------ Data shown ------
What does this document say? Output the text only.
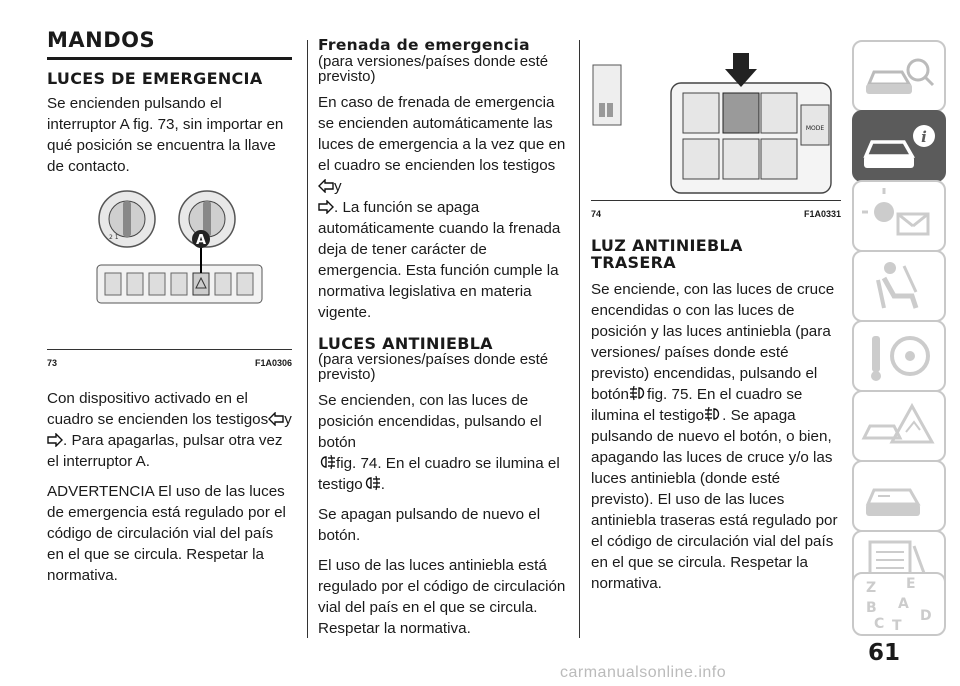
MANDOS
LUCES DE EMERGENCIA

Se encienden pulsando el interruptor A fig. 73, sin importar en qué posición se encuentra la llave de contacto.

2 1	A
73	F1A0306

Con dispositivo activado en el cuadro se encienden los testigos y. Para apagarlas, pulsar otra vez el interruptor A.

ADVERTENCIA El uso de las luces de emergencia está regulado por el código de circulación vial del país en el que se circula. Respetar la normativa.

Frenada de emergencia
(para versiones/países donde esté previsto)

En caso de frenada de emergencia se encienden automáticamente las luces de emergencia a la vez que en el cuadro se encienden los testigosy
. La función se apaga automáticamente cuando la frenada deja de tener carácter de emergencia. Esta función cumple la normativa legislativa en materia vigente.

LUCES ANTINIEBLA
(para versiones/países donde esté previsto)

Se encienden, con las luces de posición encendidas, pulsando el botón
fig. 74. En el cuadro se ilumina el testigo .

Se apagan pulsando de nuevo el botón.

El uso de las luces antiniebla está regulado por el código de circulación vial del país en el que se circula. Respetar la normativa.

MODE
74	F1A0331
LUZ ANTINIEBLA TRASERA

Se enciende, con las luces de cruce encendidas o con las luces de posición y las luces antiniebla (para versiones/ países donde esté previsto) encendidas, pulsando el botón fig. 75. En el cuadro se ilumina el testigo . Se apaga pulsando de nuevo el botón, o bien, apagando las luces de cruce y/o las luces antiniebla (donde esté previsto). El uso de las luces antiniebla traseras está regulado por el código de circulación vial del país en el que se circula. Respetar la normativa.

i
Z E
B A
C T
D
61
carmanualsonline.info
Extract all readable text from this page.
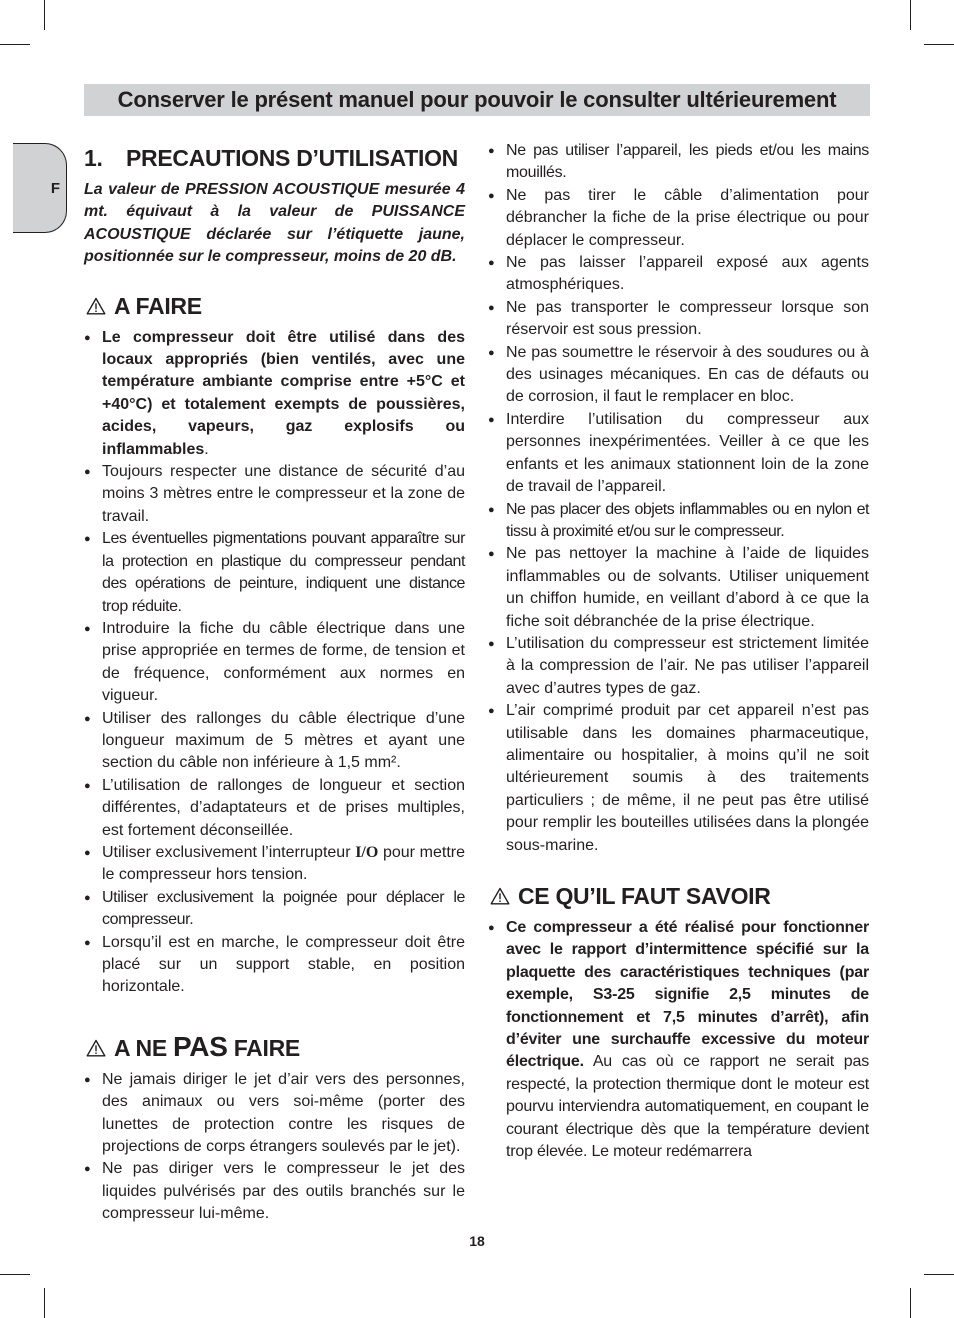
Conserver le présent manuel pour pouvoir le consulter ultérieurement
F
1. PRECAUTIONS D’UTILISATION

La valeur de PRESSION ACOUSTIQUE mesurée 4 mt. équivaut à la valeur de PUISSANCE ACOUSTIQUE déclarée sur l’étiquette jaune, positionnée sur le compresseur, moins de 20 dB.

A FAIRE
● Le compresseur doit être utilisé dans des locaux appropriés (bien ventilés, avec une température ambiante comprise entre +5°C et +40°C) et totalement exempts de poussières, acides, vapeurs, gaz explosifs ou inflammables.
● Toujours respecter une distance de sécurité d’au moins 3 mètres entre le compresseur et la zone de travail.
● Les éventuelles pigmentations pouvant apparaître sur la protection en plastique du compresseur pendant des opérations de peinture, indiquent une distance trop réduite.
● Introduire la fiche du câble électrique dans une prise appropriée en termes de forme, de tension et de fréquence, conformément aux normes en vigueur.
● Utiliser des rallonges du câble électrique d’une longueur maximum de 5 mètres et ayant une section du câble non inférieure à 1,5 mm².
● L’utilisation de rallonges de longueur et section différentes, d’adaptateurs et de prises multiples, est fortement déconseillée.
● Utiliser exclusivement l’interrupteur I/O pour mettre le compresseur hors tension.
● Utiliser exclusivement la poignée pour déplacer le compresseur.
● Lorsqu’il est en marche, le compresseur doit être placé sur un support stable, en position horizontale.
A NE PAS FAIRE
● Ne jamais diriger le jet d’air vers des personnes, des animaux ou vers soi-même (porter des lunettes de protection contre les risques de projections de corps étrangers soulevés par le jet).
● Ne pas diriger vers le compresseur le jet des liquides pulvérisés par des outils branchés sur le compresseur lui-même.
● Ne pas utiliser l’appareil, les pieds et/ou les mains mouillés.
● Ne pas tirer le câble d’alimentation pour débrancher la fiche de la prise électrique ou pour déplacer le compresseur.
● Ne pas laisser l’appareil exposé aux agents atmosphériques.
● Ne pas transporter le compresseur lorsque son réservoir est sous pression.
● Ne pas soumettre le réservoir à des soudures ou à des usinages mécaniques. En cas de défauts ou de corrosion, il faut le remplacer en bloc.
● Interdire l’utilisation du compresseur aux personnes inexpérimentées. Veiller à ce que les enfants et les animaux stationnent loin de la zone de travail de l’appareil.
● Ne pas placer des objets inflammables ou en nylon et tissu à proximité et/ou sur le compresseur.
● Ne pas nettoyer la machine à l’aide de liquides inflammables ou de solvants. Utiliser uniquement un chiffon humide, en veillant d’abord à ce que la fiche soit débranchée de la prise électrique.
● L’utilisation du compresseur est strictement limitée à la compression de l’air. Ne pas utiliser l’appareil avec d’autres types de gaz.
● L’air comprimé produit par cet appareil n’est pas utilisable dans les domaines pharmaceutique, alimentaire ou hospitalier, à moins qu’il ne soit ultérieurement soumis à des traitements particuliers ; de même, il ne peut pas être utilisé pour remplir les bouteilles utilisées dans la plongée sous-marine.
CE QU’IL FAUT SAVOIR
● Ce compresseur a été réalisé pour fonctionner avec le rapport d’intermittence spécifié sur la plaquette des caractéristiques techniques (par exemple, S3-25 signifie 2,5 minutes de fonctionnement et 7,5 minutes d’arrêt), afin d’éviter une surchauffe excessive du moteur électrique. Au cas où ce rapport ne serait pas respecté, la protection thermique dont le moteur est pourvu interviendra automatiquement, en coupant le courant électrique dès que la température devient trop élevée. Le moteur redémarrera
18
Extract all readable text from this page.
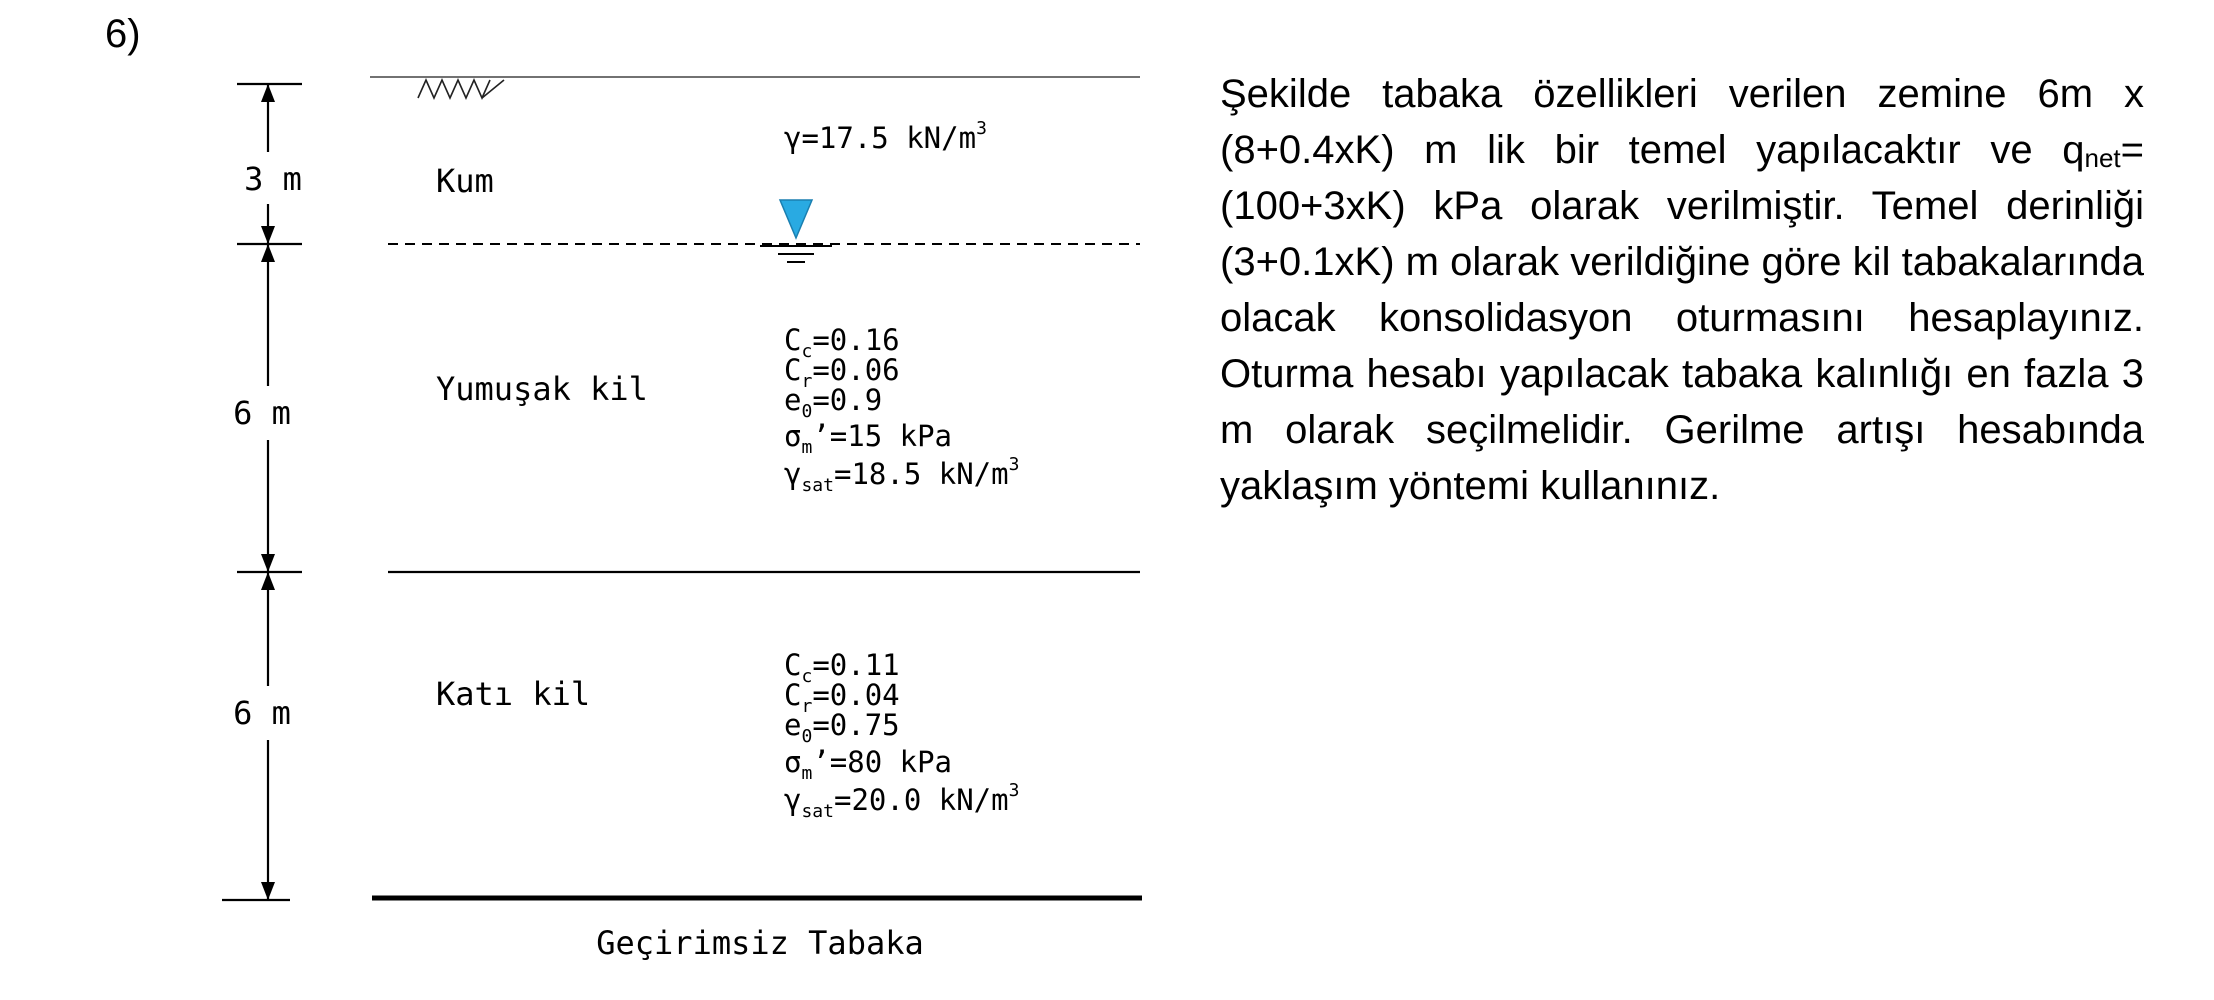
6)
3 m
6 m
6 m
Kum
Yumuşak kil
Katı kil
γ=17.5 $kN/m^3$
$C_c=0.16$
$C_r=0.06$
$e_0=0.9$
$\sigma_m’=15$ kPa
$\gamma_{sat}=18.5$ $kN/m^3$
$C_c=0.11$
$C_r=0.04$
$e_0=0.75$
$\sigma_m’=80$ kPa
$\gamma_{sat}=20.0$ $kN/m^3$
Geçirimsiz Tabaka
Şekilde tabaka özellikleri verilen zemine 6m x (8+0.4xK) m lik bir temel yapılacaktır ve $q_{net}=(100+3xK)$ kPa olarak verilmiştir. Temel derinliği (3+0.1xK) m olarak verildiğine göre kil tabakalarında olacak konsolidasyon oturmasını hesaplayınız. Oturma hesabı yapılacak tabaka kalınlığı en fazla 3 m olarak seçilmelidir. Gerilme artışı hesabında yaklaşım yöntemi kullanınız.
------
## The problem
Write the listing above out again exactly, dropping each image.

## Written answer
What does this document say? Output the text only.
MANDOS
LUCES DE EMERGENCIA

Se encienden pulsando el interruptor A fig. 73, sin importar en qué posición se encuentra la llave de contacto.

2 1	A
73	F1A0306

Con dispositivo activado en el cuadro se encienden los testigos y. Para apagarlas, pulsar otra vez el interruptor A.

ADVERTENCIA El uso de las luces de emergencia está regulado por el código de circulación vial del país en el que se circula. Respetar la normativa.

Frenada de emergencia
(para versiones/países donde esté previsto)

En caso de frenada de emergencia se encienden automáticamente las luces de emergencia a la vez que en el cuadro se encienden los testigosy
. La función se apaga automáticamente cuando la frenada deja de tener carácter de emergencia. Esta función cumple la normativa legislativa en materia vigente.

LUCES ANTINIEBLA
(para versiones/países donde esté previsto)

Se encienden, con las luces de posición encendidas, pulsando el botón
fig. 74. En el cuadro se ilumina el testigo .

Se apagan pulsando de nuevo el botón.

El uso de las luces antiniebla está regulado por el código de circulación vial del país en el que se circula. Respetar la normativa.

MODE
74	F1A0331
LUZ ANTINIEBLA TRASERA

Se enciende, con las luces de cruce encendidas o con las luces de posición y las luces antiniebla (para versiones/ países donde esté previsto) encendidas, pulsando el botón fig. 75. En el cuadro se ilumina el testigo . Se apaga pulsando de nuevo el botón, o bien, apagando las luces de cruce y/o las luces antiniebla (donde esté previsto). El uso de las luces antiniebla traseras está regulado por el código de circulación vial del país en el que se circula. Respetar la normativa.

i
Z E
B A
C T
D
61
carmanualsonline.info
Extract all readable text from this page.
Conserver le présent manuel pour pouvoir le consulter ultérieurement
F
1. PRECAUTIONS D’UTILISATION

La valeur de PRESSION ACOUSTIQUE mesurée 4 mt. équivaut à la valeur de PUISSANCE ACOUSTIQUE déclarée sur l’étiquette jaune, positionnée sur le compresseur, moins de 20 dB.

A FAIRE
● Le compresseur doit être utilisé dans des locaux appropriés (bien ventilés, avec une température ambiante comprise entre +5°C et +40°C) et totalement exempts de poussières, acides, vapeurs, gaz explosifs ou inflammables.
● Toujours respecter une distance de sécurité d’au moins 3 mètres entre le compresseur et la zone de travail.
● Les éventuelles pigmentations pouvant apparaître sur la protection en plastique du compresseur pendant des opérations de peinture, indiquent une distance trop réduite.
● Introduire la fiche du câble électrique dans une prise appropriée en termes de forme, de tension et de fréquence, conformément aux normes en vigueur.
● Utiliser des rallonges du câble électrique d’une longueur maximum de 5 mètres et ayant une section du câble non inférieure à 1,5 mm².
● L’utilisation de rallonges de longueur et section différentes, d’adaptateurs et de prises multiples, est fortement déconseillée.
● Utiliser exclusivement l’interrupteur I/O pour mettre le compresseur hors tension.
● Utiliser exclusivement la poignée pour déplacer le compresseur.
● Lorsqu’il est en marche, le compresseur doit être placé sur un support stable, en position horizontale.
A NE PAS FAIRE
● Ne jamais diriger le jet d’air vers des personnes, des animaux ou vers soi-même (porter des lunettes de protection contre les risques de projections de corps étrangers soulevés par le jet).
● Ne pas diriger vers le compresseur le jet des liquides pulvérisés par des outils branchés sur le compresseur lui-même.
● Ne pas utiliser l’appareil, les pieds et/ou les mains mouillés.
● Ne pas tirer le câble d’alimentation pour débrancher la fiche de la prise électrique ou pour déplacer le compresseur.
● Ne pas laisser l’appareil exposé aux agents atmosphériques.
● Ne pas transporter le compresseur lorsque son réservoir est sous pression.
● Ne pas soumettre le réservoir à des soudures ou à des usinages mécaniques. En cas de défauts ou de corrosion, il faut le remplacer en bloc.
● Interdire l’utilisation du compresseur aux personnes inexpérimentées. Veiller à ce que les enfants et les animaux stationnent loin de la zone de travail de l’appareil.
● Ne pas placer des objets inflammables ou en nylon et tissu à proximité et/ou sur le compresseur.
● Ne pas nettoyer la machine à l’aide de liquides inflammables ou de solvants. Utiliser uniquement un chiffon humide, en veillant d’abord à ce que la fiche soit débranchée de la prise électrique.
● L’utilisation du compresseur est strictement limitée à la compression de l’air. Ne pas utiliser l’appareil avec d’autres types de gaz.
● L’air comprimé produit par cet appareil n’est pas utilisable dans les domaines pharmaceutique, alimentaire ou hospitalier, à moins qu’il ne soit ultérieurement soumis à des traitements particuliers ; de même, il ne peut pas être utilisé pour remplir les bouteilles utilisées dans la plongée sous-marine.
CE QU’IL FAUT SAVOIR
● Ce compresseur a été réalisé pour fonctionner avec le rapport d’intermittence spécifié sur la plaquette des caractéristiques techniques (par exemple, S3-25 signifie 2,5 minutes de fonctionnement et 7,5 minutes d’arrêt), afin d’éviter une surchauffe excessive du moteur électrique. Au cas où ce rapport ne serait pas respecté, la protection thermique dont le moteur est pourvu interviendra automatiquement, en coupant le courant électrique dès que la température devient trop élevée. Le moteur redémarrera
18
Extract all readable text from this page.
6)
3 m
6 m
6 m
Kum
Yumuşak kil
Katı kil
γ=17.5 $kN/m^3$
$C_c=0.16$
$C_r=0.06$
$e_0=0.9$
$\sigma_m’=15$ kPa
$\gamma_{sat}=18.5$ $kN/m^3$
$C_c=0.11$
$C_r=0.04$
$e_0=0.75$
$\sigma_m’=80$ kPa
$\gamma_{sat}=20.0$ $kN/m^3$
Geçirimsiz Tabaka
Şekilde tabaka özellikleri verilen zemine 6m x (8+0.4xK) m lik bir temel yapılacaktır ve $q_{net}=(100+3xK)$ kPa olarak verilmiştir. Temel derinliği (3+0.1xK) m olarak verildiğine göre kil tabakalarında olacak konsolidasyon oturmasını hesaplayınız. Oturma hesabı yapılacak tabaka kalınlığı en fazla 3 m olarak seçilmelidir. Gerilme artışı hesabında yaklaşım yöntemi kullanınız.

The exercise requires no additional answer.